### Brief:
Reproduce the listing word for word. Skip any image.

### Material for this exercise:

(begin)

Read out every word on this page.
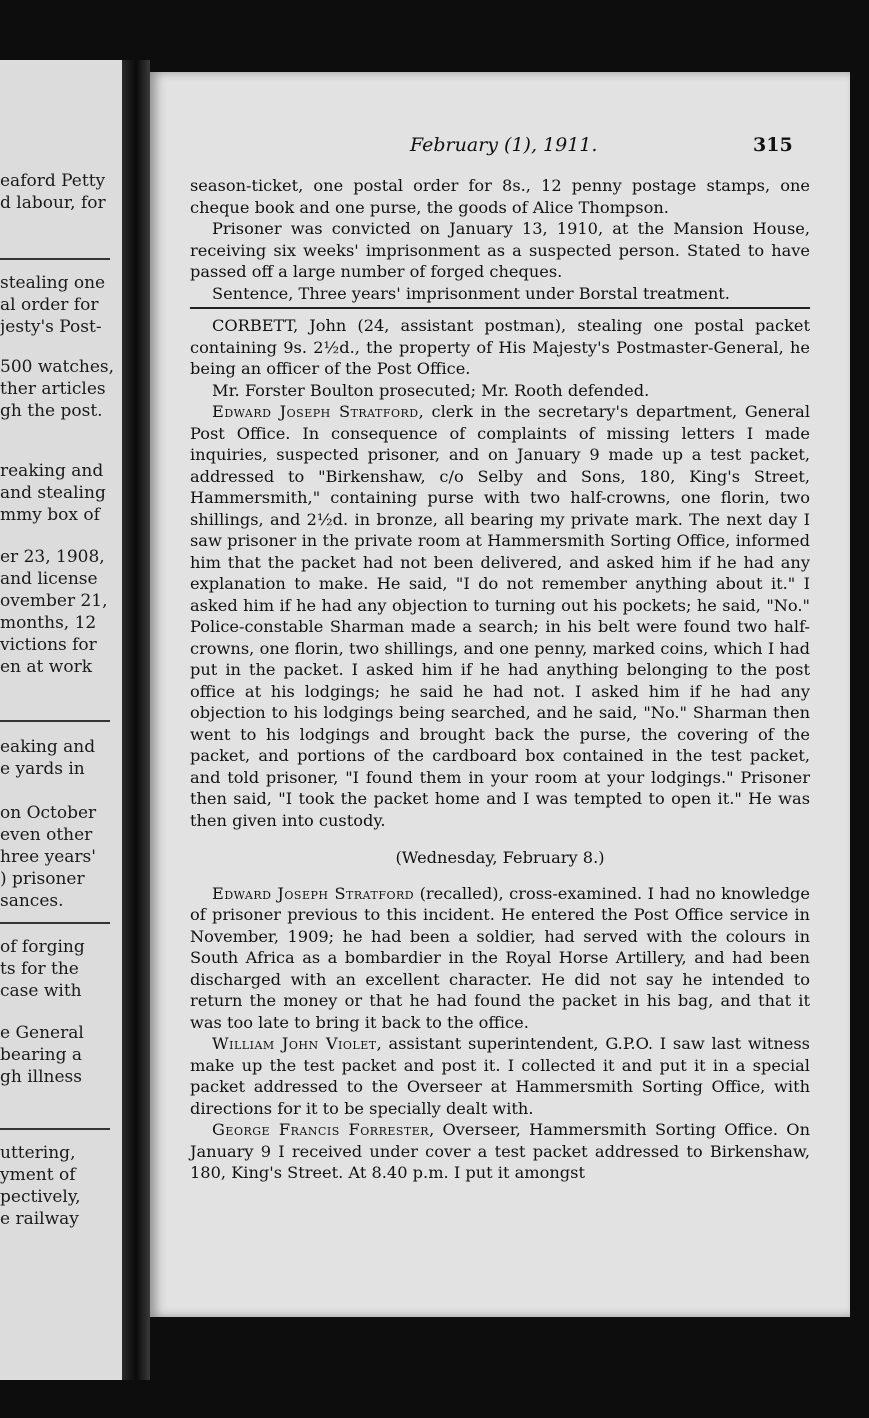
eaford Petty
d labour, for
stealing one
al order for
jesty's Post-
500 watches,
ther articles
gh the post.
reaking and
and stealing
mmy box of
er 23, 1908,
and license
ovember 21,
months, 12
victions for
en at work
eaking and
e yards in
on October
even other
hree years'
) prisoner
sances.
of forging
ts for the
case with
e General
bearing a
gh illness
uttering,
yment of
pectively,
e railway
February (1), 1911.	315

season-ticket, one postal order for 8s., 12 penny postage stamps, one cheque book and one purse, the goods of Alice Thompson.

Prisoner was convicted on January 13, 1910, at the Mansion House, receiving six weeks' imprisonment as a suspected person. Stated to have passed off a large number of forged cheques.

Sentence, Three years' imprisonment under Borstal treatment.

CORBETT, John (24, assistant postman), stealing one postal packet containing 9s. 2½d., the property of His Majesty's Postmaster-General, he being an officer of the Post Office.

Mr. Forster Boulton prosecuted; Mr. Rooth defended.

Edward Joseph Stratford, clerk in the secretary's department, General Post Office. In consequence of complaints of missing letters I made inquiries, suspected prisoner, and on January 9 made up a test packet, addressed to "Birkenshaw, c/o Selby and Sons, 180, King's Street, Hammersmith," containing purse with two half-crowns, one florin, two shillings, and 2½d. in bronze, all bearing my private mark. The next day I saw prisoner in the private room at Hammersmith Sorting Office, informed him that the packet had not been delivered, and asked him if he had any explanation to make. He said, "I do not remember anything about it." I asked him if he had any objection to turning out his pockets; he said, "No." Police-constable Sharman made a search; in his belt were found two half-crowns, one florin, two shillings, and one penny, marked coins, which I had put in the packet. I asked him if he had anything belonging to the post office at his lodgings; he said he had not. I asked him if he had any objection to his lodgings being searched, and he said, "No." Sharman then went to his lodgings and brought back the purse, the covering of the packet, and portions of the cardboard box contained in the test packet, and told prisoner, "I found them in your room at your lodgings." Prisoner then said, "I took the packet home and I was tempted to open it." He was then given into custody.

(Wednesday, February 8.)

Edward Joseph Stratford (recalled), cross-examined. I had no knowledge of prisoner previous to this incident. He entered the Post Office service in November, 1909; he had been a soldier, had served with the colours in South Africa as a bombardier in the Royal Horse Artillery, and had been discharged with an excellent character. He did not say he intended to return the money or that he had found the packet in his bag, and that it was too late to bring it back to the office.

William John Violet, assistant superintendent, G.P.O. I saw last witness make up the test packet and post it. I collected it and put it in a special packet addressed to the Overseer at Hammersmith Sorting Office, with directions for it to be specially dealt with.

George Francis Forrester, Overseer, Hammersmith Sorting Office. On January 9 I received under cover a test packet addressed to Birkenshaw, 180, King's Street. At 8.40 p.m. I put it amongst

(end)

### Written solution:
Read out every word on this page.
eaford Petty
d labour, for
stealing one
al order for
jesty's Post-
500 watches,
ther articles
gh the post.
reaking and
and stealing
mmy box of
er 23, 1908,
and license
ovember 21,
months, 12
victions for
en at work
eaking and
e yards in
on October
even other
hree years'
) prisoner
sances.
of forging
ts for the
case with
e General
bearing a
gh illness
uttering,
yment of
pectively,
e railway
February (1), 1911.	315

season-ticket, one postal order for 8s., 12 penny postage stamps, one cheque book and one purse, the goods of Alice Thompson.

Prisoner was convicted on January 13, 1910, at the Mansion House, receiving six weeks' imprisonment as a suspected person. Stated to have passed off a large number of forged cheques.

Sentence, Three years' imprisonment under Borstal treatment.

CORBETT, John (24, assistant postman), stealing one postal packet containing 9s. 2½d., the property of His Majesty's Postmaster-General, he being an officer of the Post Office.

Mr. Forster Boulton prosecuted; Mr. Rooth defended.

Edward Joseph Stratford, clerk in the secretary's department, General Post Office. In consequence of complaints of missing letters I made inquiries, suspected prisoner, and on January 9 made up a test packet, addressed to "Birkenshaw, c/o Selby and Sons, 180, King's Street, Hammersmith," containing purse with two half-crowns, one florin, two shillings, and 2½d. in bronze, all bearing my private mark. The next day I saw prisoner in the private room at Hammersmith Sorting Office, informed him that the packet had not been delivered, and asked him if he had any explanation to make. He said, "I do not remember anything about it." I asked him if he had any objection to turning out his pockets; he said, "No." Police-constable Sharman made a search; in his belt were found two half-crowns, one florin, two shillings, and one penny, marked coins, which I had put in the packet. I asked him if he had anything belonging to the post office at his lodgings; he said he had not. I asked him if he had any objection to his lodgings being searched, and he said, "No." Sharman then went to his lodgings and brought back the purse, the covering of the packet, and portions of the cardboard box contained in the test packet, and told prisoner, "I found them in your room at your lodgings." Prisoner then said, "I took the packet home and I was tempted to open it." He was then given into custody.

(Wednesday, February 8.)

Edward Joseph Stratford (recalled), cross-examined. I had no knowledge of prisoner previous to this incident. He entered the Post Office service in November, 1909; he had been a soldier, had served with the colours in South Africa as a bombardier in the Royal Horse Artillery, and had been discharged with an excellent character. He did not say he intended to return the money or that he had found the packet in his bag, and that it was too late to bring it back to the office.

William John Violet, assistant superintendent, G.P.O. I saw last witness make up the test packet and post it. I collected it and put it in a special packet addressed to the Overseer at Hammersmith Sorting Office, with directions for it to be specially dealt with.

George Francis Forrester, Overseer, Hammersmith Sorting Office. On January 9 I received under cover a test packet addressed to Birkenshaw, 180, King's Street. At 8.40 p.m. I put it amongst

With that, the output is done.